--- Excerpted data ---
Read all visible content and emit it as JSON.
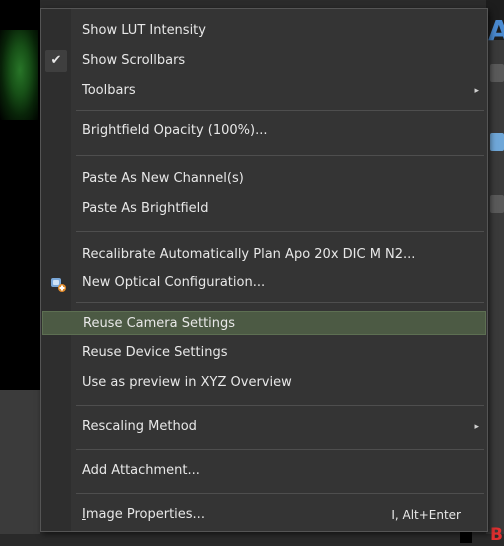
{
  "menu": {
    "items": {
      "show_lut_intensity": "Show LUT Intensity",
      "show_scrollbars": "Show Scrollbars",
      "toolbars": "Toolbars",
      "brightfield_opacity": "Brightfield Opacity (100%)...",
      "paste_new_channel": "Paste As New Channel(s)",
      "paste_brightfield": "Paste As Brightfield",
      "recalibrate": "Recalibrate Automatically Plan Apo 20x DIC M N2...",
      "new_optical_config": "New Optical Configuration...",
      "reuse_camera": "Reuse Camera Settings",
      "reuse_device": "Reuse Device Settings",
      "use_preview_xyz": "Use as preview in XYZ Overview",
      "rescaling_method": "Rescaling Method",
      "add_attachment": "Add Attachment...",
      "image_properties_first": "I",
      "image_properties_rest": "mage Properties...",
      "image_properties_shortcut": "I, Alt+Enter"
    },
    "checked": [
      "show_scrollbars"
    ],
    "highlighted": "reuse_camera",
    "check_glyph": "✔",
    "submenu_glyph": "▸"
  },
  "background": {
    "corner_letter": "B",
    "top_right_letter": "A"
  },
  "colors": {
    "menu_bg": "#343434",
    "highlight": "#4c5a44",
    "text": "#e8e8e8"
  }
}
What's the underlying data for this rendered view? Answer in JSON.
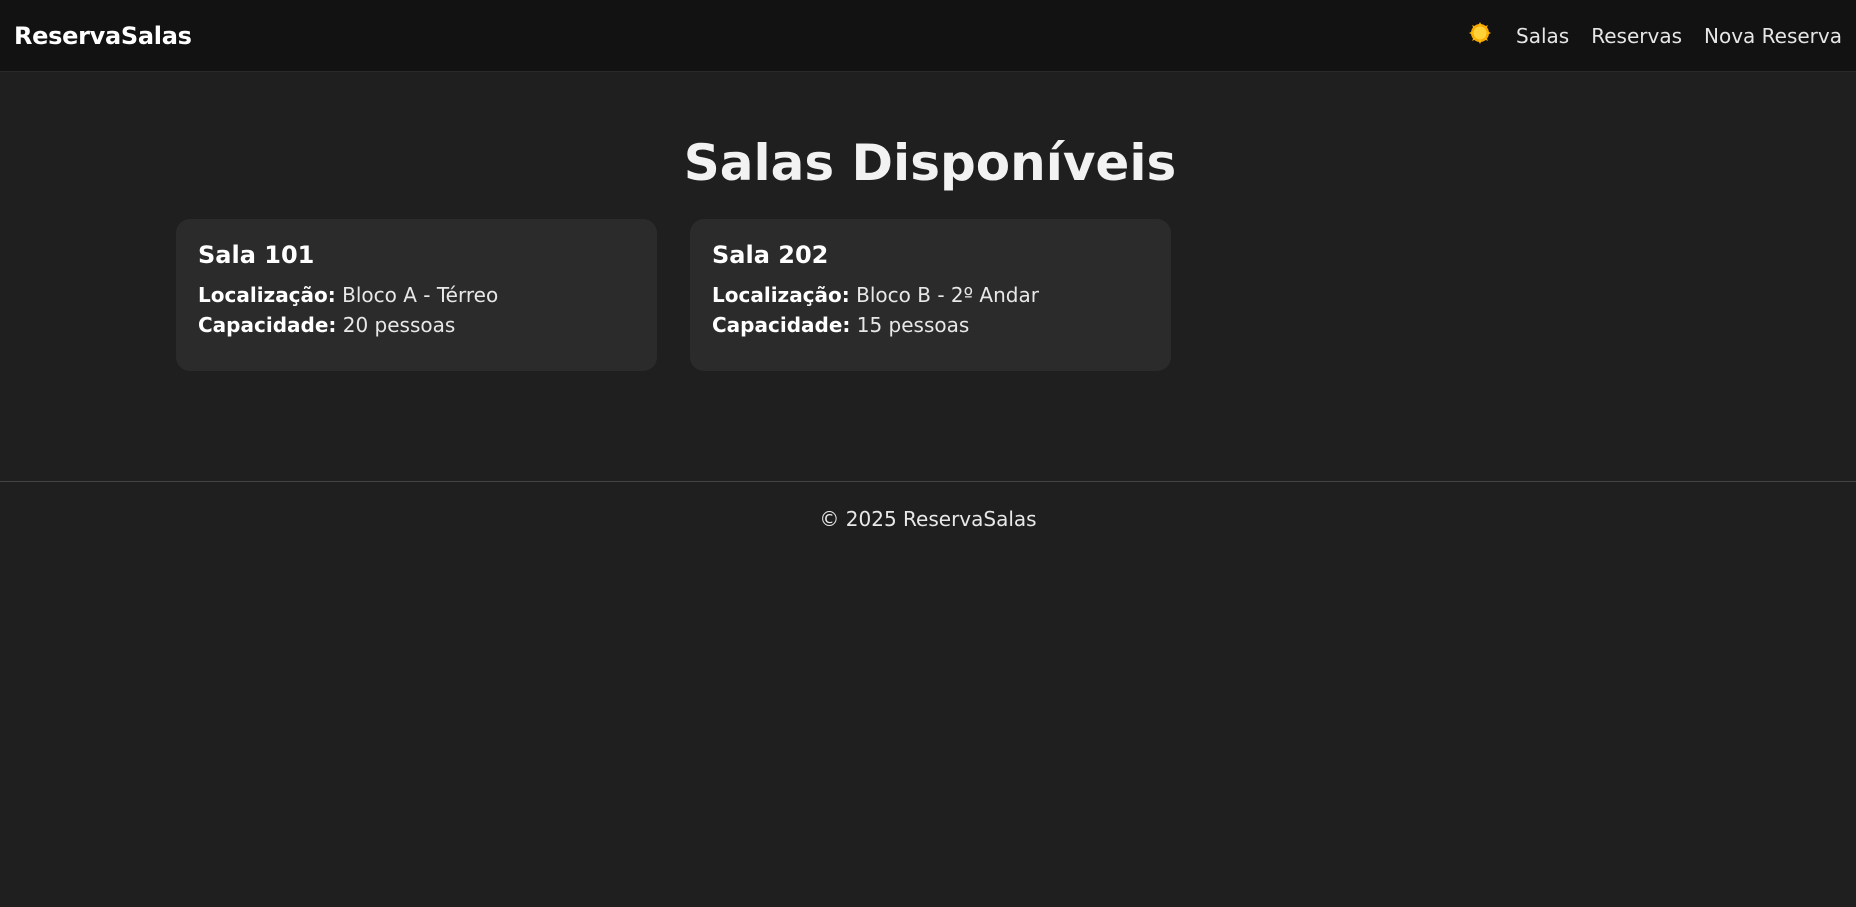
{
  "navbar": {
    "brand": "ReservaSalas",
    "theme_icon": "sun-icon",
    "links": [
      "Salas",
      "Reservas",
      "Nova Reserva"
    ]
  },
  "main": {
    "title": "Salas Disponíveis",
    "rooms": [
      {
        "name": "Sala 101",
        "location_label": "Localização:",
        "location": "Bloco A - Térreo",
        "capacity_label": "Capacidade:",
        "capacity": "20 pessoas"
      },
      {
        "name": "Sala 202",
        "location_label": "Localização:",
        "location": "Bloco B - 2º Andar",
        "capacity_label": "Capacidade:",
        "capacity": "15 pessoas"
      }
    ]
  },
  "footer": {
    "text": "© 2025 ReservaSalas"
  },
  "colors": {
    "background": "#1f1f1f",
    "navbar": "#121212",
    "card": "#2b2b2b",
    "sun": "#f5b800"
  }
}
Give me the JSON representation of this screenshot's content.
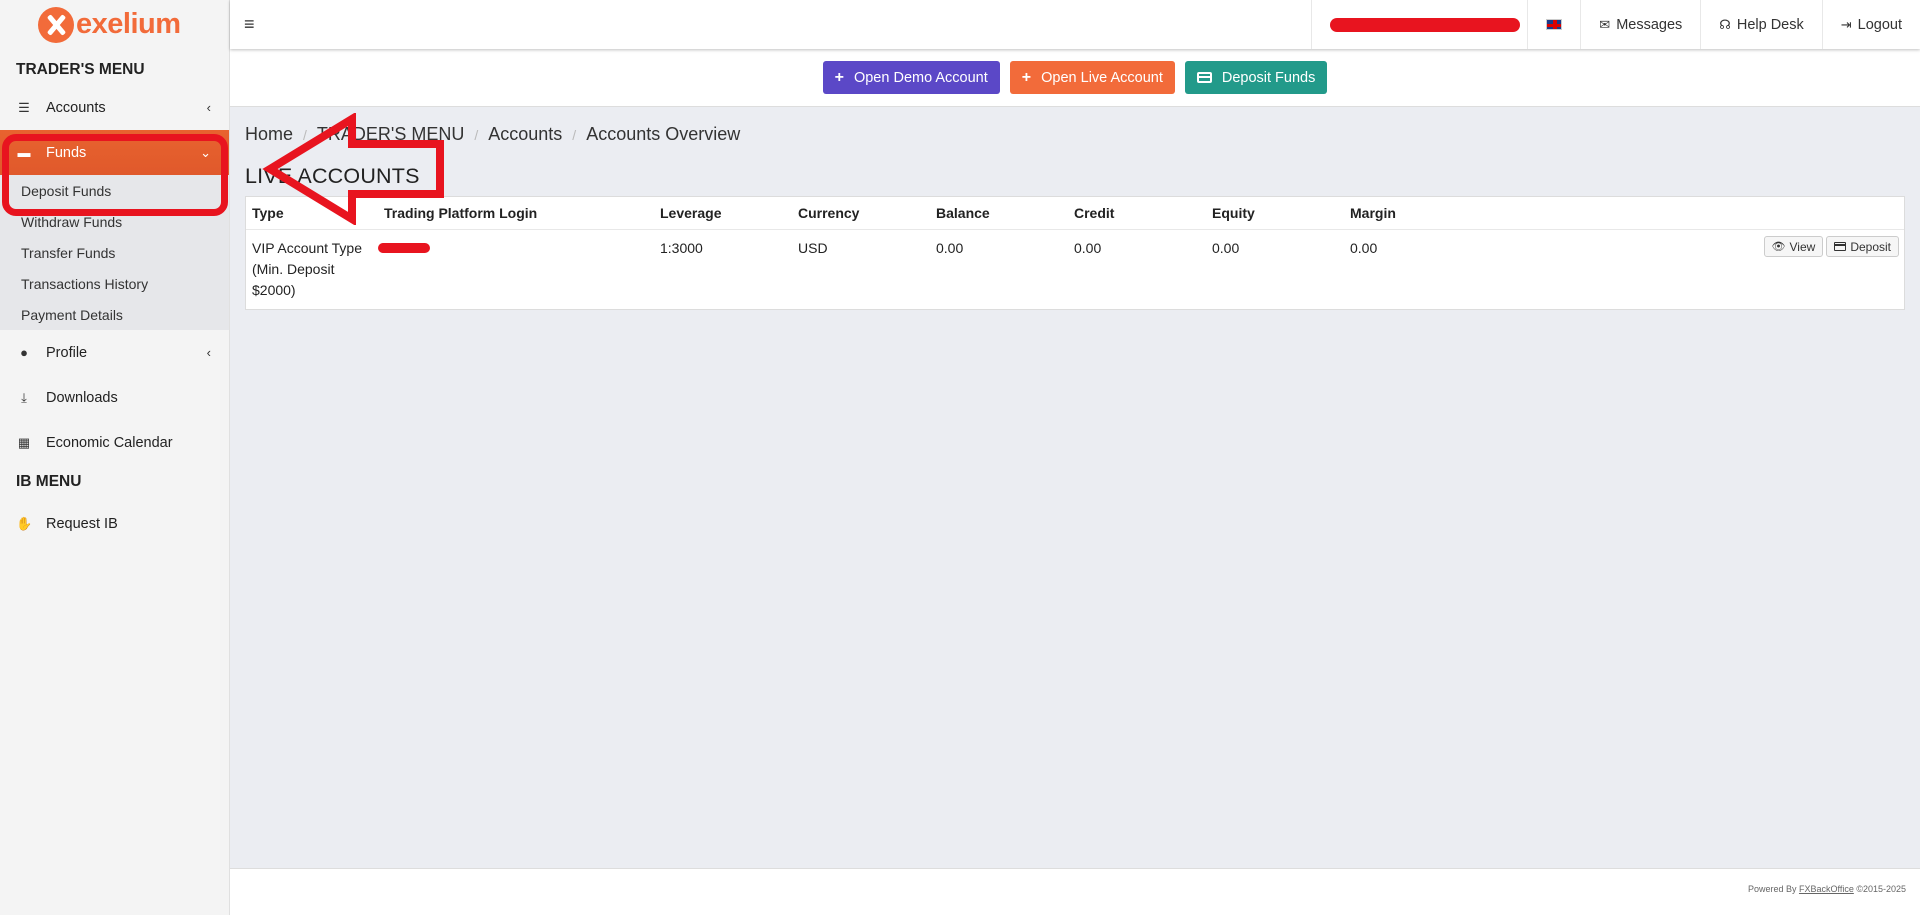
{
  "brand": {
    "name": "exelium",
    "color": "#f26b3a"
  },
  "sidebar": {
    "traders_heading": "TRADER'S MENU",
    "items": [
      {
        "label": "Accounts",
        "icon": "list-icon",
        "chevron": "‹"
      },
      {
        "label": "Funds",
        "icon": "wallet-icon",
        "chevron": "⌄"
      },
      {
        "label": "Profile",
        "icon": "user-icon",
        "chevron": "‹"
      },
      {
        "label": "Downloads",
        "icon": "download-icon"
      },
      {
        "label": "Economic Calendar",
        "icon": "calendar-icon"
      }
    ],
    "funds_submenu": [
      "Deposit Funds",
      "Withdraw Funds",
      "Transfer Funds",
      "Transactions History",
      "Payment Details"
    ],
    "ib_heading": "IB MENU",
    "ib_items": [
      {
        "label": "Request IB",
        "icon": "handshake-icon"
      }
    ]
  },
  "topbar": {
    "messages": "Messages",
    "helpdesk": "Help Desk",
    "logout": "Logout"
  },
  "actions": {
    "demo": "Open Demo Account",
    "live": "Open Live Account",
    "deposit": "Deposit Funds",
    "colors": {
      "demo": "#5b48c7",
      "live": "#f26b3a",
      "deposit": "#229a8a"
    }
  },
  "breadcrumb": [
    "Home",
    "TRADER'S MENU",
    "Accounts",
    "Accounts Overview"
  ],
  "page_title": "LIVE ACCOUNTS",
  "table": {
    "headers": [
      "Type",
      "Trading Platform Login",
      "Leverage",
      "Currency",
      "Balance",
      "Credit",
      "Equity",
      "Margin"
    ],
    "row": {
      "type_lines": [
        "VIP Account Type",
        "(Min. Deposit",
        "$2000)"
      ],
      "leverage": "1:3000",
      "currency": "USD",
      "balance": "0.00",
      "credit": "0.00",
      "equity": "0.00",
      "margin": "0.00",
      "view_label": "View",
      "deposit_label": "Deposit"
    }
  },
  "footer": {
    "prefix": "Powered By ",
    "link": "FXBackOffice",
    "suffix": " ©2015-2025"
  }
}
---
#### Problem statement
Return all of the entries exactly as written, but drop any pictures they hold.

#### Result for this exercise
Read all visible content and emit it as JSON.
{
  "menu": {
    "items": {
      "show_lut_intensity": "Show LUT Intensity",
      "show_scrollbars": "Show Scrollbars",
      "toolbars": "Toolbars",
      "brightfield_opacity": "Brightfield Opacity (100%)...",
      "paste_new_channel": "Paste As New Channel(s)",
      "paste_brightfield": "Paste As Brightfield",
      "recalibrate": "Recalibrate Automatically Plan Apo 20x DIC M N2...",
      "new_optical_config": "New Optical Configuration...",
      "reuse_camera": "Reuse Camera Settings",
      "reuse_device": "Reuse Device Settings",
      "use_preview_xyz": "Use as preview in XYZ Overview",
      "rescaling_method": "Rescaling Method",
      "add_attachment": "Add Attachment...",
      "image_properties_first": "I",
      "image_properties_rest": "mage Properties...",
      "image_properties_shortcut": "I, Alt+Enter"
    },
    "checked": [
      "show_scrollbars"
    ],
    "highlighted": "reuse_camera",
    "check_glyph": "✔",
    "submenu_glyph": "▸"
  },
  "background": {
    "corner_letter": "B",
    "top_right_letter": "A"
  },
  "colors": {
    "menu_bg": "#343434",
    "highlight": "#4c5a44",
    "text": "#e8e8e8"
  }
}
What's the underlying data for this rendered view? Answer in JSON.
{
  "navbar": {
    "brand": "ReservaSalas",
    "theme_icon": "sun-icon",
    "links": [
      "Salas",
      "Reservas",
      "Nova Reserva"
    ]
  },
  "main": {
    "title": "Salas Disponíveis",
    "rooms": [
      {
        "name": "Sala 101",
        "location_label": "Localização:",
        "location": "Bloco A - Térreo",
        "capacity_label": "Capacidade:",
        "capacity": "20 pessoas"
      },
      {
        "name": "Sala 202",
        "location_label": "Localização:",
        "location": "Bloco B - 2º Andar",
        "capacity_label": "Capacidade:",
        "capacity": "15 pessoas"
      }
    ]
  },
  "footer": {
    "text": "© 2025 ReservaSalas"
  },
  "colors": {
    "background": "#1f1f1f",
    "navbar": "#121212",
    "card": "#2b2b2b",
    "sun": "#f5b800"
  }
}
Give me the JSON representation of this screenshot's content.
{
  "brand": {
    "name": "exelium",
    "color": "#f26b3a"
  },
  "sidebar": {
    "traders_heading": "TRADER'S MENU",
    "items": [
      {
        "label": "Accounts",
        "icon": "list-icon",
        "chevron": "‹"
      },
      {
        "label": "Funds",
        "icon": "wallet-icon",
        "chevron": "⌄"
      },
      {
        "label": "Profile",
        "icon": "user-icon",
        "chevron": "‹"
      },
      {
        "label": "Downloads",
        "icon": "download-icon"
      },
      {
        "label": "Economic Calendar",
        "icon": "calendar-icon"
      }
    ],
    "funds_submenu": [
      "Deposit Funds",
      "Withdraw Funds",
      "Transfer Funds",
      "Transactions History",
      "Payment Details"
    ],
    "ib_heading": "IB MENU",
    "ib_items": [
      {
        "label": "Request IB",
        "icon": "handshake-icon"
      }
    ]
  },
  "topbar": {
    "messages": "Messages",
    "helpdesk": "Help Desk",
    "logout": "Logout"
  },
  "actions": {
    "demo": "Open Demo Account",
    "live": "Open Live Account",
    "deposit": "Deposit Funds",
    "colors": {
      "demo": "#5b48c7",
      "live": "#f26b3a",
      "deposit": "#229a8a"
    }
  },
  "breadcrumb": [
    "Home",
    "TRADER'S MENU",
    "Accounts",
    "Accounts Overview"
  ],
  "page_title": "LIVE ACCOUNTS",
  "table": {
    "headers": [
      "Type",
      "Trading Platform Login",
      "Leverage",
      "Currency",
      "Balance",
      "Credit",
      "Equity",
      "Margin"
    ],
    "row": {
      "type_lines": [
        "VIP Account Type",
        "(Min. Deposit",
        "$2000)"
      ],
      "leverage": "1:3000",
      "currency": "USD",
      "balance": "0.00",
      "credit": "0.00",
      "equity": "0.00",
      "margin": "0.00",
      "view_label": "View",
      "deposit_label": "Deposit"
    }
  },
  "footer": {
    "prefix": "Powered By ",
    "link": "FXBackOffice",
    "suffix": " ©2015-2025"
  }
}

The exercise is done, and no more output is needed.